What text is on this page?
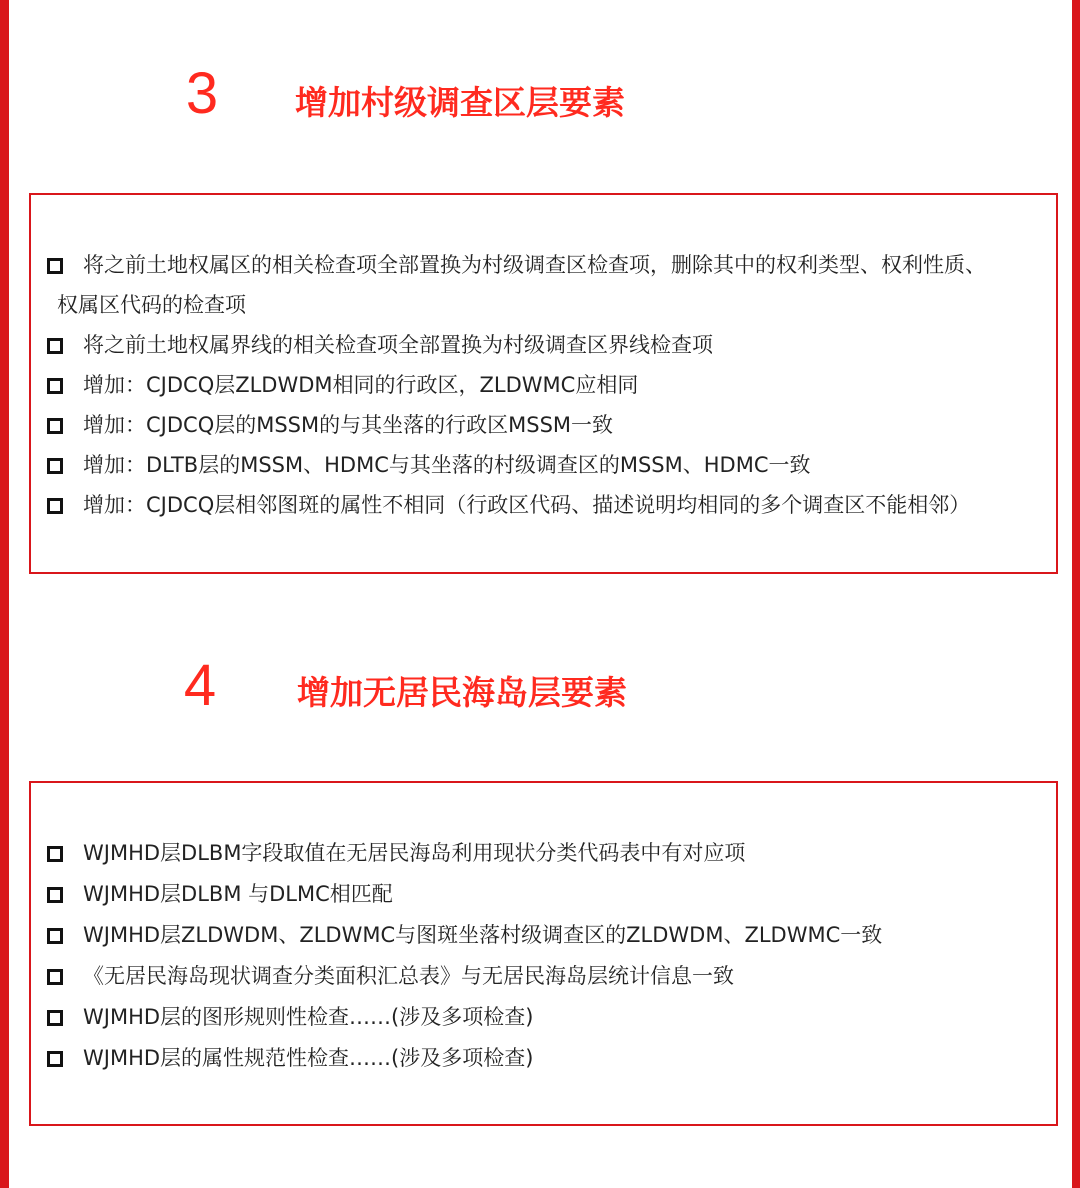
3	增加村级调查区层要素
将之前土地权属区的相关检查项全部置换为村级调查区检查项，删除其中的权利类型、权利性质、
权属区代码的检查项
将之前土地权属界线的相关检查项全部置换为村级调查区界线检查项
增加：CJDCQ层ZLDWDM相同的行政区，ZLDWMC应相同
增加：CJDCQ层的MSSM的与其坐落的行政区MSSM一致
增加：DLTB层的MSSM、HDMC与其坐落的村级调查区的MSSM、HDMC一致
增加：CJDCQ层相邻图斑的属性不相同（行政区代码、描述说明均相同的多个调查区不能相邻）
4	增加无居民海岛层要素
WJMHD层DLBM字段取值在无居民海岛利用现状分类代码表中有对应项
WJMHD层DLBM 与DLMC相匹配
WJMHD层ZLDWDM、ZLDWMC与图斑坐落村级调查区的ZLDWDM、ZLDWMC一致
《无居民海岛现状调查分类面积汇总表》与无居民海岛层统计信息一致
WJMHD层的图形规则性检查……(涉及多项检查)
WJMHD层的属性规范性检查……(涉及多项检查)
○ ○ ○ ○ ○
Repeat the listing in full and exactly. Leave any pictures out.

What text is on this page?
3	增加村级调查区层要素
将之前土地权属区的相关检查项全部置换为村级调查区检查项，删除其中的权利类型、权利性质、
权属区代码的检查项
将之前土地权属界线的相关检查项全部置换为村级调查区界线检查项
增加：CJDCQ层ZLDWDM相同的行政区，ZLDWMC应相同
增加：CJDCQ层的MSSM的与其坐落的行政区MSSM一致
增加：DLTB层的MSSM、HDMC与其坐落的村级调查区的MSSM、HDMC一致
增加：CJDCQ层相邻图斑的属性不相同（行政区代码、描述说明均相同的多个调查区不能相邻）
4	增加无居民海岛层要素
WJMHD层DLBM字段取值在无居民海岛利用现状分类代码表中有对应项
WJMHD层DLBM 与DLMC相匹配
WJMHD层ZLDWDM、ZLDWMC与图斑坐落村级调查区的ZLDWDM、ZLDWMC一致
《无居民海岛现状调查分类面积汇总表》与无居民海岛层统计信息一致
WJMHD层的图形规则性检查……(涉及多项检查)
WJMHD层的属性规范性检查……(涉及多项检查)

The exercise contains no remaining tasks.